Search the data below for the string "startup". Extract every line that contains it.

* START Information shown *

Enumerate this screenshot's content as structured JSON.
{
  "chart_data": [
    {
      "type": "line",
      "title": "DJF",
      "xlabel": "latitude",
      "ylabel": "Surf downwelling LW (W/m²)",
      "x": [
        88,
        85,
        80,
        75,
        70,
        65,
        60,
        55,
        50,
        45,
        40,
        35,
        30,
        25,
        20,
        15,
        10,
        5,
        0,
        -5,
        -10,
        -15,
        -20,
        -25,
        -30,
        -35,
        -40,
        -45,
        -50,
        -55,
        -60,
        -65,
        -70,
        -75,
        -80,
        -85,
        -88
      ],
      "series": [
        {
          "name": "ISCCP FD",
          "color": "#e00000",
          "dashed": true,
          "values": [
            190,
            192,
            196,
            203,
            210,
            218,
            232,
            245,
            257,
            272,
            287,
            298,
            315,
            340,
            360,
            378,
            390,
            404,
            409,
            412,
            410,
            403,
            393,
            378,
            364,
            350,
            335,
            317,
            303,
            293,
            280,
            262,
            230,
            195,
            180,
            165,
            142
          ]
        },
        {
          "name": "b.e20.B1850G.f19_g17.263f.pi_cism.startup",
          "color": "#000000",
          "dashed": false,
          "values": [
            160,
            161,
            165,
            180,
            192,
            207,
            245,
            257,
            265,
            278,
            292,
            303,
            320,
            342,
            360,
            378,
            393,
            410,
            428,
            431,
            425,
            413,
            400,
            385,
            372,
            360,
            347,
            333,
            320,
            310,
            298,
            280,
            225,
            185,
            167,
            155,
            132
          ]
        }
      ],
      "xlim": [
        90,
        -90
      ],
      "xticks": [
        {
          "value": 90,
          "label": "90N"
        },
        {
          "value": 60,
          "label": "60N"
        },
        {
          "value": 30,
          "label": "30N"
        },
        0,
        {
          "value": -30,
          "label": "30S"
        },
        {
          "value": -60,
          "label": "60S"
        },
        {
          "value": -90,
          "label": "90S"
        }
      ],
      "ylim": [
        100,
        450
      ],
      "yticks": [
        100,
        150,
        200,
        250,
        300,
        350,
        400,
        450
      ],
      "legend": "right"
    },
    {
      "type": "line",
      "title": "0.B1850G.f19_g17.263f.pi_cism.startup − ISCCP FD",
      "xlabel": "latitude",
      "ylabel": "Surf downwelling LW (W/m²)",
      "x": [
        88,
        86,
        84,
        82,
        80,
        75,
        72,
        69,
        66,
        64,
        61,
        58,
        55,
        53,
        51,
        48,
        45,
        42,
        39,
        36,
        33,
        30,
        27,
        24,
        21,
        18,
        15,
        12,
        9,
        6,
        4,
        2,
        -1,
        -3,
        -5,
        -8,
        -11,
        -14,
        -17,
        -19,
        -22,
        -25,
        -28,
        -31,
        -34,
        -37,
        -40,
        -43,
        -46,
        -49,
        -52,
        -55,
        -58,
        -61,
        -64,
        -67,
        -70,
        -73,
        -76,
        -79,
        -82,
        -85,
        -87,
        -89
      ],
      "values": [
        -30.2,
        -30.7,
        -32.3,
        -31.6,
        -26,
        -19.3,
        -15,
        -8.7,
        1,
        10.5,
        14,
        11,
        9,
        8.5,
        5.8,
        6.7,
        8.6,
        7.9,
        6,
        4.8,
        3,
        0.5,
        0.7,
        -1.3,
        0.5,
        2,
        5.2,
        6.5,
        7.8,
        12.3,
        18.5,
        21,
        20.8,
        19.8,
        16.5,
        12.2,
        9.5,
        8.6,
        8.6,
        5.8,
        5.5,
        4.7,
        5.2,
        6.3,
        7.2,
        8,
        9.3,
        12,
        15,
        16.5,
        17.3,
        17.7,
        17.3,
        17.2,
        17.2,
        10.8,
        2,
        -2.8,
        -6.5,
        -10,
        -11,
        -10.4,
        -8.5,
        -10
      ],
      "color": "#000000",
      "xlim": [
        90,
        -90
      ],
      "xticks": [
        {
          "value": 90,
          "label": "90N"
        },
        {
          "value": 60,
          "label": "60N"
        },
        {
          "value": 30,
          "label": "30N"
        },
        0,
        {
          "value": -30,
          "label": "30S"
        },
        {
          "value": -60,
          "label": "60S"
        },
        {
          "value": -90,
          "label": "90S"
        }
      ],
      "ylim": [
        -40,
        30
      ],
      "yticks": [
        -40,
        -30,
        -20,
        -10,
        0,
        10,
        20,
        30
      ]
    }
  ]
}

* END Information shown *

→ **Task response**
          "name": "b.e20.B1850G.f19_g17.263f.pi_cism.startup",
      "title": "0.B1850G.f19_g17.263f.pi_cism.startup − ISCCP FD",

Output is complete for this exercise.